-- Set problem --
Your answer should be a single number: the count of lines that include the word "Unconditional".

Chart and figure data:
+--
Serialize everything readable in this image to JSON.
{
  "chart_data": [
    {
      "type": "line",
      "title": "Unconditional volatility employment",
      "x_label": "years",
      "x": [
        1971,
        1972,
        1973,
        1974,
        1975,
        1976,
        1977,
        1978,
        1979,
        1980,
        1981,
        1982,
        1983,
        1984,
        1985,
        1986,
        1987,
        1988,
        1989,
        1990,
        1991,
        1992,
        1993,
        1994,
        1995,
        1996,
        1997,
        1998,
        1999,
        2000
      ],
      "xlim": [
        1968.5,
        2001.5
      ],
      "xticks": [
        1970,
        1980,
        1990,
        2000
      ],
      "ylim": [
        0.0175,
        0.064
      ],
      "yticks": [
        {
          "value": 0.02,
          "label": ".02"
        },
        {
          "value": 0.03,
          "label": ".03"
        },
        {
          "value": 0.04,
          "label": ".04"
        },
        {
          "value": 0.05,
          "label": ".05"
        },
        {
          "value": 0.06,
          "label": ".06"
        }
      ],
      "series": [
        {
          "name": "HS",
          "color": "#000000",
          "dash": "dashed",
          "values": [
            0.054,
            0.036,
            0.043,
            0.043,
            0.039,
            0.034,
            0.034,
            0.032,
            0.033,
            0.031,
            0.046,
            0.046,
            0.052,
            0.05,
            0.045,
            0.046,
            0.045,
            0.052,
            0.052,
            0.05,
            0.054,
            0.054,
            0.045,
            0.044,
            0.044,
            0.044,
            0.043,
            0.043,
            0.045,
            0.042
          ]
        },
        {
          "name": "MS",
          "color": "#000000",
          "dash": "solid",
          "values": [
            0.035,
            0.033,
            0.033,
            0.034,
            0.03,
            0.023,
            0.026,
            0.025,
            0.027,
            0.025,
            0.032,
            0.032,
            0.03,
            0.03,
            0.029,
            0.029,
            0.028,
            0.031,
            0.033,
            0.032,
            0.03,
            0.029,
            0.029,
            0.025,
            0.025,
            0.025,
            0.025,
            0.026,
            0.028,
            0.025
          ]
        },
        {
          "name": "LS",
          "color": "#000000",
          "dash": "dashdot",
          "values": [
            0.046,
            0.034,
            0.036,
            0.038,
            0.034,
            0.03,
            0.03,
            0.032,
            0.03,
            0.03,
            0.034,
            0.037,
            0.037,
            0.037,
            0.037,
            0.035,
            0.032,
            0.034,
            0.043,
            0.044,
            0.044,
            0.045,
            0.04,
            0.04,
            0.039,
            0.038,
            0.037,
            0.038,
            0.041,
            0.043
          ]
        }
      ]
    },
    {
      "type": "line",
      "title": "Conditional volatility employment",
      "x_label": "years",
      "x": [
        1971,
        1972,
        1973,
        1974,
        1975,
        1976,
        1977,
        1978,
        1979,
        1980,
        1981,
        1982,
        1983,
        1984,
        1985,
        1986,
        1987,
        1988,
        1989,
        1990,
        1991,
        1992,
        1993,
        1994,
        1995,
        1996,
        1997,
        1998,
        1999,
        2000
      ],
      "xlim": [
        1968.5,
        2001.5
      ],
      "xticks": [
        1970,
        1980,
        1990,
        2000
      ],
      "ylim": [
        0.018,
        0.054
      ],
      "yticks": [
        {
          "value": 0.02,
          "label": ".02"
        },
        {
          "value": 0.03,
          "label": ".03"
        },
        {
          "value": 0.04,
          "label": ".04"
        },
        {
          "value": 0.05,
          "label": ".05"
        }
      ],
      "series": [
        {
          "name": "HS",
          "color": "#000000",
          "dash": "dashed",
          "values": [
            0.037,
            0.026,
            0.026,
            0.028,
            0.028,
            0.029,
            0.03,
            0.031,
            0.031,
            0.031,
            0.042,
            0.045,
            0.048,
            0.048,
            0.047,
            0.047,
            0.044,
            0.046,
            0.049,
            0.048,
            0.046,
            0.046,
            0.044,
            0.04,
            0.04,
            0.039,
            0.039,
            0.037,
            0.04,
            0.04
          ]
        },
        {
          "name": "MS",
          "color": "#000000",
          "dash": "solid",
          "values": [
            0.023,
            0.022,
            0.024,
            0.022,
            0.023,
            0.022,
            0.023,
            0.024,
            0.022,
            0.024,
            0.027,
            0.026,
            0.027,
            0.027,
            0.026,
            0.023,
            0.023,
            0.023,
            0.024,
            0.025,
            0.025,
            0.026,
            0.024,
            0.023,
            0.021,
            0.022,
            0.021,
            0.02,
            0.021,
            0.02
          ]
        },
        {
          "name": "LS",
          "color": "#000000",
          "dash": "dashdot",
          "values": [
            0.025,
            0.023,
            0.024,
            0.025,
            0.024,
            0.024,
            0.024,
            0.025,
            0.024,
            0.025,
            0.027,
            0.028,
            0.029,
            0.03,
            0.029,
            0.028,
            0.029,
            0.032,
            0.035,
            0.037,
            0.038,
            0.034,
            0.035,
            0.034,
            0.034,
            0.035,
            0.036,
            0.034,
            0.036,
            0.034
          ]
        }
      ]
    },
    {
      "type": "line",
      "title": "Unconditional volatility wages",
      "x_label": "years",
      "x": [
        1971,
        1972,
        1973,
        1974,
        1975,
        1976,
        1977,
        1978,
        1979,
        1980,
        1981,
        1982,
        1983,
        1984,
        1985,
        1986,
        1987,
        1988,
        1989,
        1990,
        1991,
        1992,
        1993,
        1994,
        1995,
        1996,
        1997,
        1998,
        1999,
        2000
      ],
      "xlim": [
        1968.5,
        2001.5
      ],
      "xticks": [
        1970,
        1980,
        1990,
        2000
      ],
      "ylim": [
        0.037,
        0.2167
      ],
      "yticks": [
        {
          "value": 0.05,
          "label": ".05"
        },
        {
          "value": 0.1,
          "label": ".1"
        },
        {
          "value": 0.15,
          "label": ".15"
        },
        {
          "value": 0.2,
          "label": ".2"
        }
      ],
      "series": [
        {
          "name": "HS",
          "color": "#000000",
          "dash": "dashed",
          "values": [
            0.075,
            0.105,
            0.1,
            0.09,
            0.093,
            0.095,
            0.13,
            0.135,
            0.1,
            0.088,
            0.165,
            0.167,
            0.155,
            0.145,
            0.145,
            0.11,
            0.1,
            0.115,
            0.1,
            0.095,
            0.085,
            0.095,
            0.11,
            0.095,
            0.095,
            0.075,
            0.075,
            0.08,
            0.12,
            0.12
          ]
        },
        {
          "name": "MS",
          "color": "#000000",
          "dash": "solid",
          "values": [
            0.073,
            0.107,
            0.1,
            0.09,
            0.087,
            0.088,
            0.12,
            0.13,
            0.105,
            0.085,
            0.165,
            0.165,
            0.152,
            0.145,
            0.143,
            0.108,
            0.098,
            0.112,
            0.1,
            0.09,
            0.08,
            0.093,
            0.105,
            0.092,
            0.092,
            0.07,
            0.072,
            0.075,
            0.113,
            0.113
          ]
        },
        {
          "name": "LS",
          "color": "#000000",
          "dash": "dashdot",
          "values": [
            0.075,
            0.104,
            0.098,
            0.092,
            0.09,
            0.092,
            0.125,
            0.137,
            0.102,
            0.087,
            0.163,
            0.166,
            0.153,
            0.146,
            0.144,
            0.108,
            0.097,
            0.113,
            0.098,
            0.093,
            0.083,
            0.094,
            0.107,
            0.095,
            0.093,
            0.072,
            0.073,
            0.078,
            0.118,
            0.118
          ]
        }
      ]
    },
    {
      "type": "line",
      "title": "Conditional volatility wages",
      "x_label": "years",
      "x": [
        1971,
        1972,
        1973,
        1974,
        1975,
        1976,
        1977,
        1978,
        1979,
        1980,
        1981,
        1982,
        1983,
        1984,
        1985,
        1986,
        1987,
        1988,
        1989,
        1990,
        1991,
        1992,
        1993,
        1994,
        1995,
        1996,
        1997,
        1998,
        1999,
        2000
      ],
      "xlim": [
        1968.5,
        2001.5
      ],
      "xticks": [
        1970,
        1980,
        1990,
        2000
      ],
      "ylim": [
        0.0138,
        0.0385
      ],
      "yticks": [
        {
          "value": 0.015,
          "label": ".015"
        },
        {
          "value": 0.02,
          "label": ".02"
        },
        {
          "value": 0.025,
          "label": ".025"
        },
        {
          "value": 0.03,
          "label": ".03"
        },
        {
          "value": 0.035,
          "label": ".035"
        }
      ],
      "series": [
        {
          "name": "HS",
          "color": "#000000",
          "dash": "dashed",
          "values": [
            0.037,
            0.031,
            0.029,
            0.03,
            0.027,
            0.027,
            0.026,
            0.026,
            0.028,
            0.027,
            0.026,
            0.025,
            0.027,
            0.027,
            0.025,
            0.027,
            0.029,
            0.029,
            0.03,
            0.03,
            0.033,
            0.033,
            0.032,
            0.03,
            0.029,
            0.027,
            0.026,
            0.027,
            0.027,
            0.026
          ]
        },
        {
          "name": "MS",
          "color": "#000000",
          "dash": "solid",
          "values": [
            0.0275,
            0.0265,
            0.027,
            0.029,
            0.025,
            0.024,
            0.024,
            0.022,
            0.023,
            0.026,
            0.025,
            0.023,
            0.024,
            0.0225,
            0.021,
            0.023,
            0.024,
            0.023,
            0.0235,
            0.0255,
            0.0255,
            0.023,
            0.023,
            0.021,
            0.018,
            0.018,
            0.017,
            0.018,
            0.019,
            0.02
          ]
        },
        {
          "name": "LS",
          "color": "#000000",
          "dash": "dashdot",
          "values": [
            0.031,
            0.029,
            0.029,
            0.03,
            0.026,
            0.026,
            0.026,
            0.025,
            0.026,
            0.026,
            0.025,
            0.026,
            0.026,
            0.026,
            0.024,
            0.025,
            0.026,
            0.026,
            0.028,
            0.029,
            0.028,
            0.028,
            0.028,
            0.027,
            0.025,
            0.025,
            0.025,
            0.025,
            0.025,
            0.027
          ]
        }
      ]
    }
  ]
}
+--
-- Solved exercise --
2